PROBLEM TO SOLVE> Please transcribe the data that follows without the pictures, keeping every word the same.

════

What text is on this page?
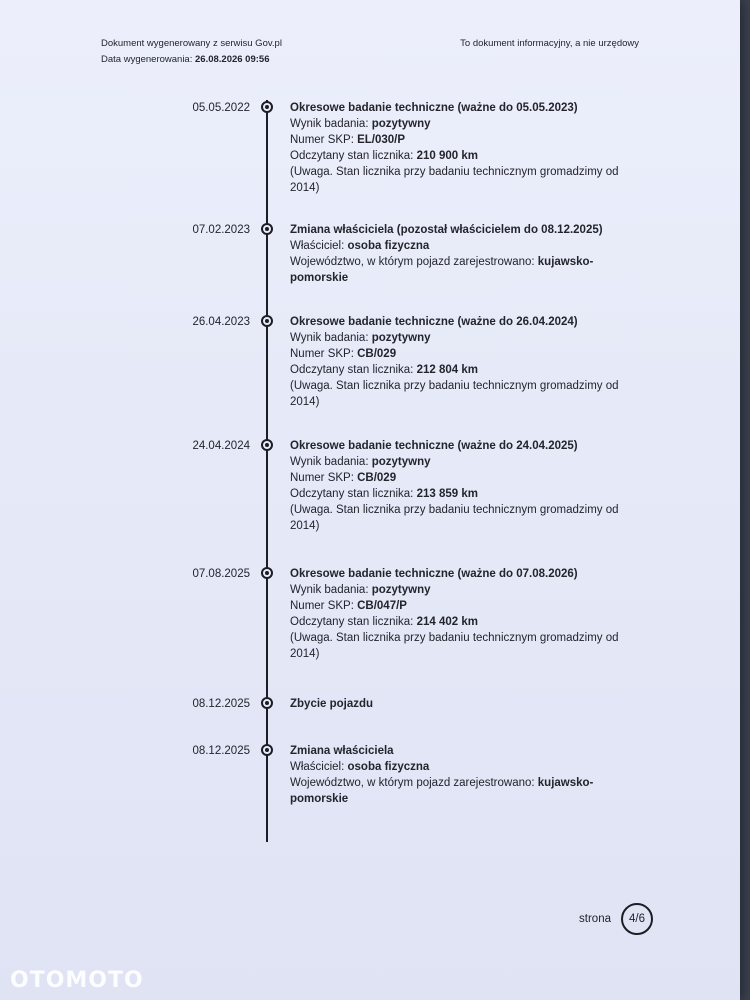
Dokument wygenerowany z serwisu Gov.pl
Data wygenerowania: 26.08.2026 09:56
To dokument informacyjny, a nie urzędowy
05.05.2022	Okresowe badanie techniczne (ważne do 05.05.2023)
Wynik badania: pozytywny
Numer SKP: EL/030/P
Odczytany stan licznika: 210 900 km
(Uwaga. Stan licznika przy badaniu technicznym gromadzimy od 2014)
07.02.2023	Zmiana właściciela (pozostał właścicielem do 08.12.2025)
Właściciel: osoba fizyczna
Województwo, w którym pojazd zarejestrowano: kujawsko-pomorskie
26.04.2023	Okresowe badanie techniczne (ważne do 26.04.2024)
Wynik badania: pozytywny
Numer SKP: CB/029
Odczytany stan licznika: 212 804 km
(Uwaga. Stan licznika przy badaniu technicznym gromadzimy od 2014)
24.04.2024	Okresowe badanie techniczne (ważne do 24.04.2025)
Wynik badania: pozytywny
Numer SKP: CB/029
Odczytany stan licznika: 213 859 km
(Uwaga. Stan licznika przy badaniu technicznym gromadzimy od 2014)
07.08.2025	Okresowe badanie techniczne (ważne do 07.08.2026)
Wynik badania: pozytywny
Numer SKP: CB/047/P
Odczytany stan licznika: 214 402 km
(Uwaga. Stan licznika przy badaniu technicznym gromadzimy od 2014)
08.12.2025	Zbycie pojazdu
08.12.2025	Zmiana właściciela
Właściciel: osoba fizyczna
Województwo, w którym pojazd zarejestrowano: kujawsko-pomorskie
strona	4/6
OTOMOTO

════

THE SOLUTION>
What text is on this page?
Dokument wygenerowany z serwisu Gov.pl
Data wygenerowania: 26.08.2026 09:56
To dokument informacyjny, a nie urzędowy
05.05.2022	Okresowe badanie techniczne (ważne do 05.05.2023)
Wynik badania: pozytywny
Numer SKP: EL/030/P
Odczytany stan licznika: 210 900 km
(Uwaga. Stan licznika przy badaniu technicznym gromadzimy od 2014)
07.02.2023	Zmiana właściciela (pozostał właścicielem do 08.12.2025)
Właściciel: osoba fizyczna
Województwo, w którym pojazd zarejestrowano: kujawsko-pomorskie
26.04.2023	Okresowe badanie techniczne (ważne do 26.04.2024)
Wynik badania: pozytywny
Numer SKP: CB/029
Odczytany stan licznika: 212 804 km
(Uwaga. Stan licznika przy badaniu technicznym gromadzimy od 2014)
24.04.2024	Okresowe badanie techniczne (ważne do 24.04.2025)
Wynik badania: pozytywny
Numer SKP: CB/029
Odczytany stan licznika: 213 859 km
(Uwaga. Stan licznika przy badaniu technicznym gromadzimy od 2014)
07.08.2025	Okresowe badanie techniczne (ważne do 07.08.2026)
Wynik badania: pozytywny
Numer SKP: CB/047/P
Odczytany stan licznika: 214 402 km
(Uwaga. Stan licznika przy badaniu technicznym gromadzimy od 2014)
08.12.2025	Zbycie pojazdu
08.12.2025	Zmiana właściciela
Właściciel: osoba fizyczna
Województwo, w którym pojazd zarejestrowano: kujawsko-pomorskie
strona	4/6
OTOMOTO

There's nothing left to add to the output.